> EXERCISE GOAL
Identify each line below that contains the word "学习遵循赴北京", and copy it out.
— Start of INPUT RECORDS —
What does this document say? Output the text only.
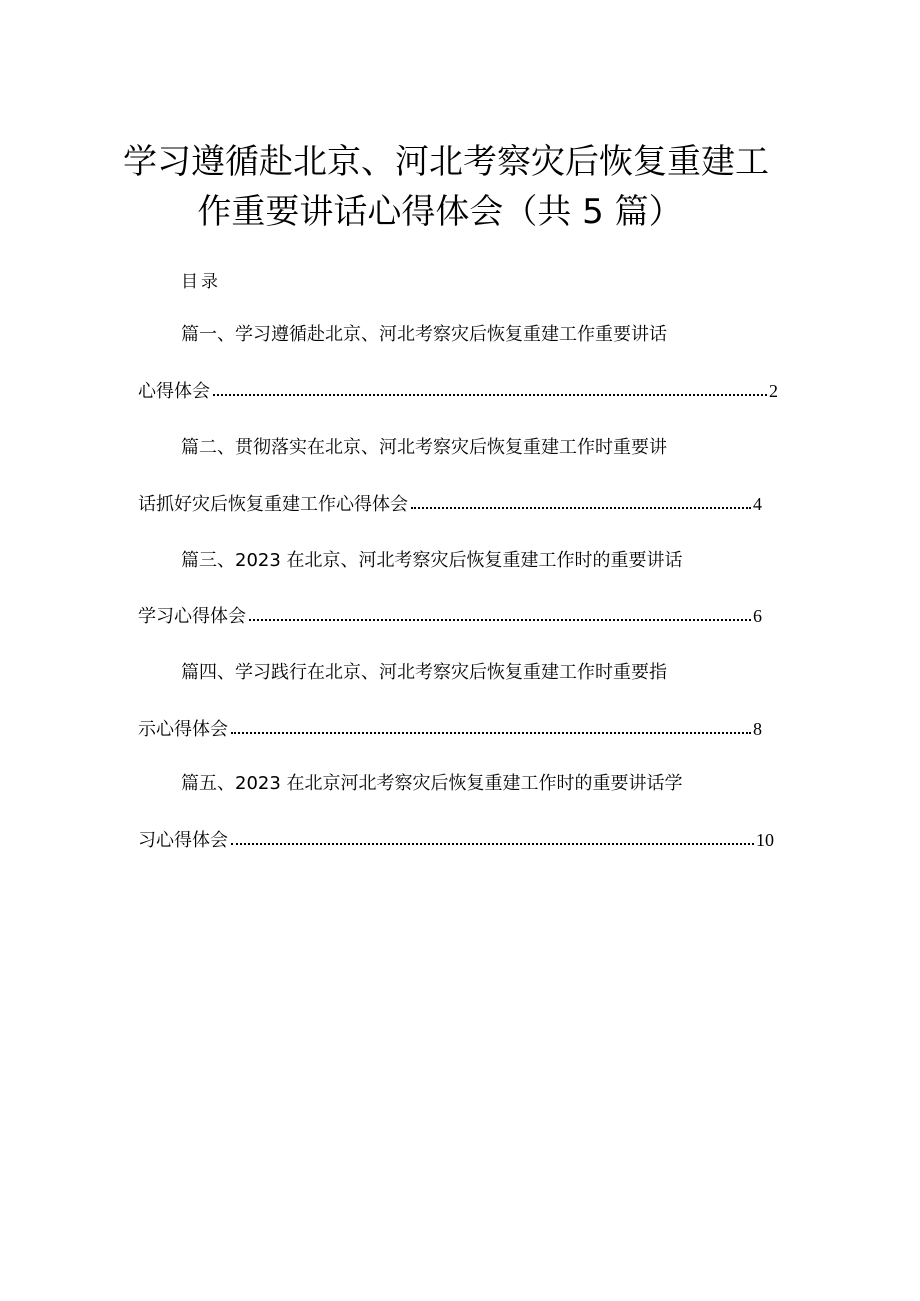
学习遵循赴北京、河北考察灾后恢复重建工
作重要讲话心得体会（共 5 篇）
目录
篇一、学习遵循赴北京、河北考察灾后恢复重建工作重要讲话
心得体会	2
篇二、贯彻落实在北京、河北考察灾后恢复重建工作时重要讲
话抓好灾后恢复重建工作心得体会	4
篇三、2023 在北京、河北考察灾后恢复重建工作时的重要讲话
学习心得体会	6
篇四、学习践行在北京、河北考察灾后恢复重建工作时重要指
示心得体会	8
篇五、2023 在北京河北考察灾后恢复重建工作时的重要讲话学
习心得体会	10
— End of INPUT RECORDS —
> SOLUTION FOR THIS TASK
学习遵循赴北京、河北考察灾后恢复重建工
篇一、学习遵循赴北京、河北考察灾后恢复重建工作重要讲话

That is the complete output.